— WORK TO COMPLETE —
Below, find each line holding "code" and state how many there are, using the number alone.

— ITEMS —
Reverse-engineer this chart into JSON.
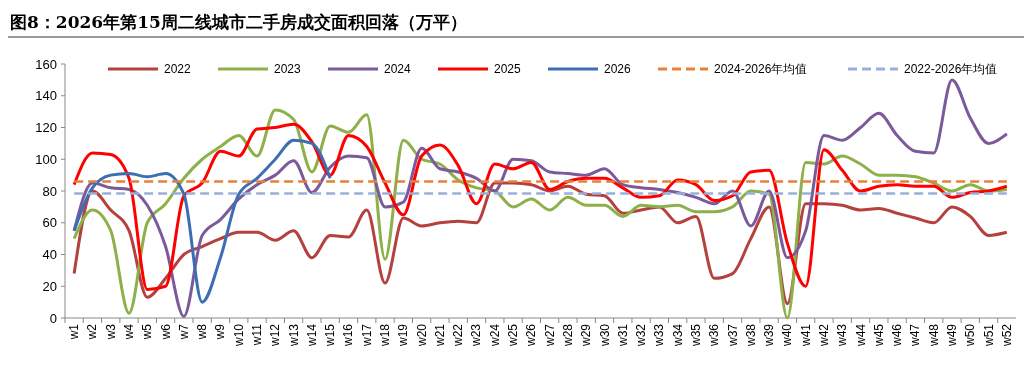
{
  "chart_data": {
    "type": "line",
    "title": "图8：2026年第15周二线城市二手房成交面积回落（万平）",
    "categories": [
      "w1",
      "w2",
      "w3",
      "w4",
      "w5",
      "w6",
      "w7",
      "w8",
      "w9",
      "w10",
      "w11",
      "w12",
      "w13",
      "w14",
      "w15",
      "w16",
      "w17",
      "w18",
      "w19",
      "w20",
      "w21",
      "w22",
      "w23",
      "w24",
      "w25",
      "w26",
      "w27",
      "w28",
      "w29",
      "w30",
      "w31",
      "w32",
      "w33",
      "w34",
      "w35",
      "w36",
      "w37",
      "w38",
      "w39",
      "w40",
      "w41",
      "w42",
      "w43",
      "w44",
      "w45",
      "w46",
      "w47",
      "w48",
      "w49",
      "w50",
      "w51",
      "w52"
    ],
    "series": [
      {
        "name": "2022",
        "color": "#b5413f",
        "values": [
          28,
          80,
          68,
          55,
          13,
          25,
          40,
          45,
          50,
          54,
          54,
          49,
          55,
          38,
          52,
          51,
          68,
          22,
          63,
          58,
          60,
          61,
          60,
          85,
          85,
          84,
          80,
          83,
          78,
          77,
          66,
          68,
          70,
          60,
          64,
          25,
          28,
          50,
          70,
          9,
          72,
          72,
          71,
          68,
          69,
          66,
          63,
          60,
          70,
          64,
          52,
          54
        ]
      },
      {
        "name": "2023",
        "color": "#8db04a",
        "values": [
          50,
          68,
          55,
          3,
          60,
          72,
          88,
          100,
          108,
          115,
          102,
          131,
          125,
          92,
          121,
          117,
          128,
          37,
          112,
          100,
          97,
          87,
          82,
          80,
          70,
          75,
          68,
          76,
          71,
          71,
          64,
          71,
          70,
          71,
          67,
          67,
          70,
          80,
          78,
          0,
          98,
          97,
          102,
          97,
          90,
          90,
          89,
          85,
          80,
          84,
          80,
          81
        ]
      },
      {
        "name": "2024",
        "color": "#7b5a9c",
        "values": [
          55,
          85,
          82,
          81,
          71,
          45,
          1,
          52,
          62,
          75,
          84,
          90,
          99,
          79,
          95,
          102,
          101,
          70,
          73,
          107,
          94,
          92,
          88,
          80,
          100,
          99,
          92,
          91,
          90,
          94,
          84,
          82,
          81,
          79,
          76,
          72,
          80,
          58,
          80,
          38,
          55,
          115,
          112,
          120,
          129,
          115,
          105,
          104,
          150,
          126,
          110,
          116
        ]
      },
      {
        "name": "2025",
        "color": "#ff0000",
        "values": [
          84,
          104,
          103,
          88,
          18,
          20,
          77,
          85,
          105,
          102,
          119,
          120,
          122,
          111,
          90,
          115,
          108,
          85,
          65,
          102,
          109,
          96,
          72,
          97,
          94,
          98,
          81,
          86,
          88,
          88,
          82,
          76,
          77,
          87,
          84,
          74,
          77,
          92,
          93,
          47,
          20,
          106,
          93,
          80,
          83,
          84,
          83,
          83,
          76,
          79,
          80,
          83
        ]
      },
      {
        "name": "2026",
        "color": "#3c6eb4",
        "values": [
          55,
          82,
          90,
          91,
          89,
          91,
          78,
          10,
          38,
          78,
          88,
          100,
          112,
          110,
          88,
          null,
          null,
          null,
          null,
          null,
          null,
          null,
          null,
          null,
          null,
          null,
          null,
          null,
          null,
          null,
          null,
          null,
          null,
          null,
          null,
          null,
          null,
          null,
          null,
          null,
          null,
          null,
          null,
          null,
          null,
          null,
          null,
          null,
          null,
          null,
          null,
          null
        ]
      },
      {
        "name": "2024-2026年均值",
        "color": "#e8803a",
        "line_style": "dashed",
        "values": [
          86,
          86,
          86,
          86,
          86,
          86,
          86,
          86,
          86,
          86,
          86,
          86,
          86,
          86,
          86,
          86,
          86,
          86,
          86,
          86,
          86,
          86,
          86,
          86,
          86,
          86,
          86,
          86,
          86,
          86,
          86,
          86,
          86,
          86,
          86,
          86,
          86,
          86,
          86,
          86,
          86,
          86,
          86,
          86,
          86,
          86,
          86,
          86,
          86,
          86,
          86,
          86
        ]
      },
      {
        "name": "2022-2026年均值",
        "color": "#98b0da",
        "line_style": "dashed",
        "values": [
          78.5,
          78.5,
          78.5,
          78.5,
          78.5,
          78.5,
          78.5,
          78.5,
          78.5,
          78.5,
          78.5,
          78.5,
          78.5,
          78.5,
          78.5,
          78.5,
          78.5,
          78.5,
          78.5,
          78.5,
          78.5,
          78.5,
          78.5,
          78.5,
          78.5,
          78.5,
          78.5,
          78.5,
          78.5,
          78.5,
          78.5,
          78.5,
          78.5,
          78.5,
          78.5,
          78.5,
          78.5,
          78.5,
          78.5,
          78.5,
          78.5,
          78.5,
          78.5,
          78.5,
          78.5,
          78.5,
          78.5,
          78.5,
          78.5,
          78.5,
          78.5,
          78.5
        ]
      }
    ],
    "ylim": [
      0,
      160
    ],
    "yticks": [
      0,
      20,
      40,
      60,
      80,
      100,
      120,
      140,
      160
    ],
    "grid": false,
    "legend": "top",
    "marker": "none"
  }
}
--
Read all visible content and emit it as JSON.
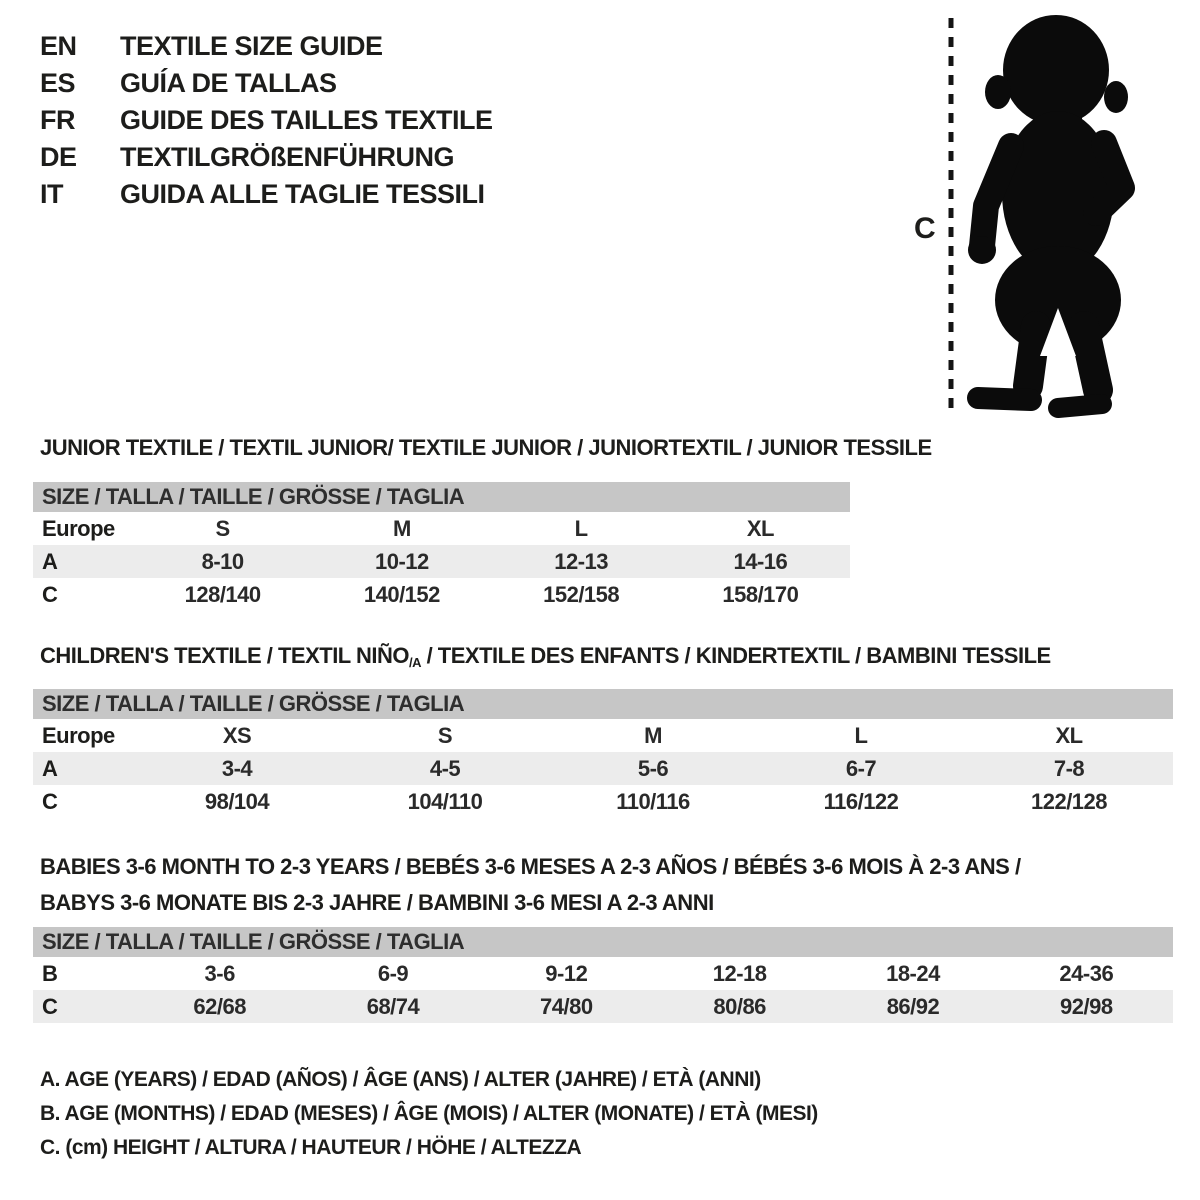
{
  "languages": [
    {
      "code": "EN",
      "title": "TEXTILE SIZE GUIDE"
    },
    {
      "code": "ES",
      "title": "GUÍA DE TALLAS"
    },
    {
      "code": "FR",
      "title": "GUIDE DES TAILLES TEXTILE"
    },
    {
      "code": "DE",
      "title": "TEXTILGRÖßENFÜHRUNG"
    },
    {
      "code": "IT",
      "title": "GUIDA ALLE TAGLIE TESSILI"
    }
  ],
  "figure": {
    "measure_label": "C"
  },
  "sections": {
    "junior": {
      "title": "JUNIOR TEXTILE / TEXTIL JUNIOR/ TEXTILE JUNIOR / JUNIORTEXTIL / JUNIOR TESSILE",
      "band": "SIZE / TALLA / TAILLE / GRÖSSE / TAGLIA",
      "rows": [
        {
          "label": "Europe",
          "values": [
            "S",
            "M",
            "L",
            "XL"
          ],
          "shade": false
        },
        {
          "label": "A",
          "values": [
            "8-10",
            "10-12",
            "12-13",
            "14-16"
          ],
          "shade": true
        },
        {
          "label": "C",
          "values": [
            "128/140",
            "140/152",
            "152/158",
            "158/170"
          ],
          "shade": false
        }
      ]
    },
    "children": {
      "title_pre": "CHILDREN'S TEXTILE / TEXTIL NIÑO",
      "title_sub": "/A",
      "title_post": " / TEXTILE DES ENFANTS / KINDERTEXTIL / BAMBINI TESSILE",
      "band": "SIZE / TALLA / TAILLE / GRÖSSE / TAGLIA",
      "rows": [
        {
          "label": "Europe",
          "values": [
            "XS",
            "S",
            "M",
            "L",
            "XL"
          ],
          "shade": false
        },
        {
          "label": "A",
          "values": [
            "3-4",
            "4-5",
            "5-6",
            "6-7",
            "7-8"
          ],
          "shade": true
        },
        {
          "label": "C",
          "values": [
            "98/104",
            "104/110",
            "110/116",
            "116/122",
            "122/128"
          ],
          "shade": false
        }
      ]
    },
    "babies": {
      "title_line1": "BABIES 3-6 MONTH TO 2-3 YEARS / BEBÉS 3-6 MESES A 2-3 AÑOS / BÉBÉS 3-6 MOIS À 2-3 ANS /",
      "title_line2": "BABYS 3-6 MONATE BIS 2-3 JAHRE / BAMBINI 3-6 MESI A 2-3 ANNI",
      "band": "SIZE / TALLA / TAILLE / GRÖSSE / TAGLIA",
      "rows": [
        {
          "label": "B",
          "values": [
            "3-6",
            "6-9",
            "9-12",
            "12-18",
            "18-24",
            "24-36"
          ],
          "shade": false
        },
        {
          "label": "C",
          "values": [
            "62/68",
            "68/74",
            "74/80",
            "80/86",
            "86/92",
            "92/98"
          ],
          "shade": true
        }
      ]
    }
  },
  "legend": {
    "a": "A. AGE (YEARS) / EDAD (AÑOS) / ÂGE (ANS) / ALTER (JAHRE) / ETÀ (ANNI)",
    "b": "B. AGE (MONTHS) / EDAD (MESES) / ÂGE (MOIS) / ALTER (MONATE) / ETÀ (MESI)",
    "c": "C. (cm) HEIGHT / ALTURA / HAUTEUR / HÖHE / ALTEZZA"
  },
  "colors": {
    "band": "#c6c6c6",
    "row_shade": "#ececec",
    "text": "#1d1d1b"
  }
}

— WRITTEN REPLY —
5